---- Exercise materials

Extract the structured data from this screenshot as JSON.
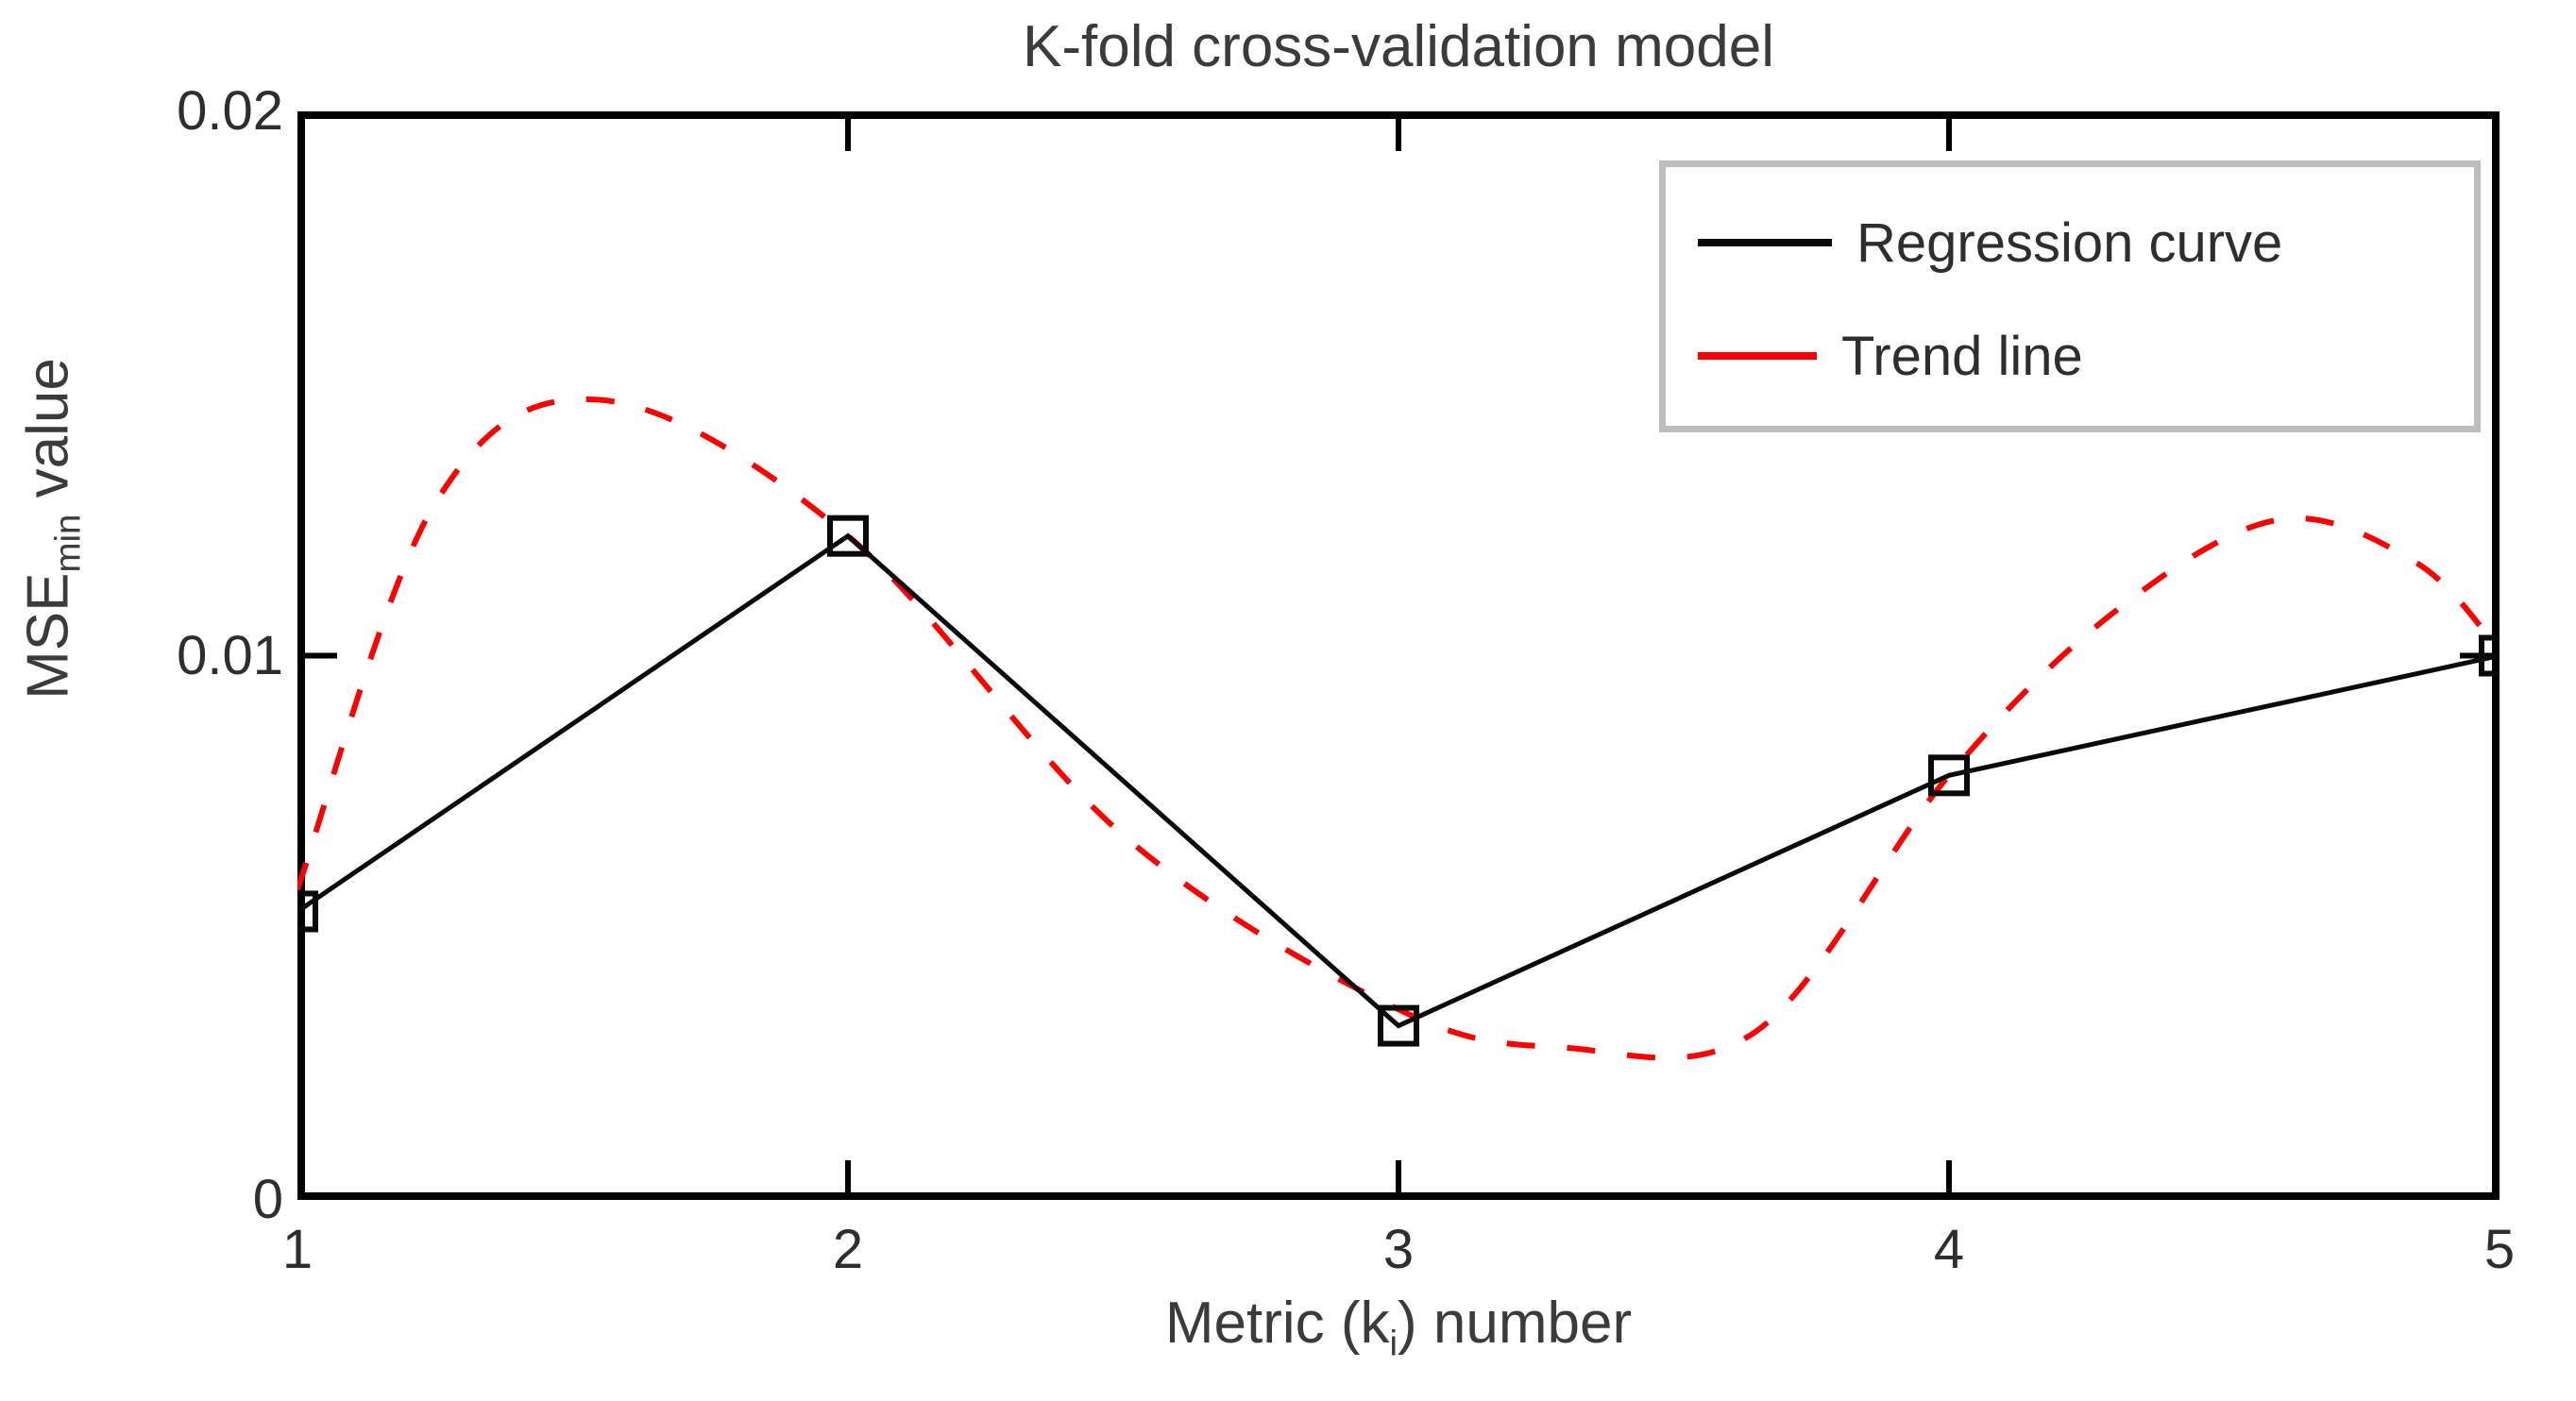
{
  "title": "K-fold cross-validation model",
  "labels": {
    "y_main": "MSE",
    "y_sub": "min",
    "y_rest": " value",
    "x_pre": "Metric (k",
    "x_sub": "i",
    "x_post": ") number"
  },
  "colors": {
    "regression_line": "#0a0a0a",
    "trend_line": "#ff0000",
    "axis": "#000000",
    "legend_border": "#bdbdbd",
    "text": "#3b3b3b"
  },
  "chart_data": {
    "type": "line",
    "title": "K-fold cross-validation model",
    "xlabel": "Metric (k_i) number",
    "ylabel": "MSE_min value",
    "xlim": [
      1,
      5
    ],
    "ylim": [
      0,
      0.02
    ],
    "x_ticks": [
      1,
      2,
      3,
      4,
      5
    ],
    "y_ticks": [
      0,
      0.01,
      0.02
    ],
    "y_tick_labels_top_to_bottom": [
      "0.02",
      "0.01",
      "0"
    ],
    "grid": false,
    "legend_position": "top-right",
    "series": [
      {
        "name": "Regression curve",
        "color": "#0a0a0a",
        "style": "solid",
        "marker": "open-square",
        "x": [
          1,
          2,
          3,
          4,
          5
        ],
        "y": [
          0.0053,
          0.0122,
          0.0032,
          0.0078,
          0.01
        ]
      },
      {
        "name": "Trend line",
        "color": "#ff0000",
        "style": "dashed",
        "marker": "none",
        "x": [
          1.0,
          1.25,
          1.55,
          2.0,
          2.5,
          3.0,
          3.3,
          3.65,
          4.0,
          4.3,
          4.6,
          4.85,
          5.0
        ],
        "y": [
          0.0057,
          0.0128,
          0.0147,
          0.0122,
          0.0067,
          0.0035,
          0.0028,
          0.0031,
          0.0078,
          0.0108,
          0.0125,
          0.0117,
          0.0101
        ]
      }
    ]
  }
}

--------

§ Exercise objective:
Pictures are to be left out; all else in the entries above is to be quoted exactly.

§ Expected answer:
Extract the structured data from this screenshot as JSON.
{
  "title": "K-fold cross-validation model",
  "labels": {
    "y_main": "MSE",
    "y_sub": "min",
    "y_rest": " value",
    "x_pre": "Metric (k",
    "x_sub": "i",
    "x_post": ") number"
  },
  "colors": {
    "regression_line": "#0a0a0a",
    "trend_line": "#ff0000",
    "axis": "#000000",
    "legend_border": "#bdbdbd",
    "text": "#3b3b3b"
  },
  "chart_data": {
    "type": "line",
    "title": "K-fold cross-validation model",
    "xlabel": "Metric (k_i) number",
    "ylabel": "MSE_min value",
    "xlim": [
      1,
      5
    ],
    "ylim": [
      0,
      0.02
    ],
    "x_ticks": [
      1,
      2,
      3,
      4,
      5
    ],
    "y_ticks": [
      0,
      0.01,
      0.02
    ],
    "y_tick_labels_top_to_bottom": [
      "0.02",
      "0.01",
      "0"
    ],
    "grid": false,
    "legend_position": "top-right",
    "series": [
      {
        "name": "Regression curve",
        "color": "#0a0a0a",
        "style": "solid",
        "marker": "open-square",
        "x": [
          1,
          2,
          3,
          4,
          5
        ],
        "y": [
          0.0053,
          0.0122,
          0.0032,
          0.0078,
          0.01
        ]
      },
      {
        "name": "Trend line",
        "color": "#ff0000",
        "style": "dashed",
        "marker": "none",
        "x": [
          1.0,
          1.25,
          1.55,
          2.0,
          2.5,
          3.0,
          3.3,
          3.65,
          4.0,
          4.3,
          4.6,
          4.85,
          5.0
        ],
        "y": [
          0.0057,
          0.0128,
          0.0147,
          0.0122,
          0.0067,
          0.0035,
          0.0028,
          0.0031,
          0.0078,
          0.0108,
          0.0125,
          0.0117,
          0.0101
        ]
      }
    ]
  }
}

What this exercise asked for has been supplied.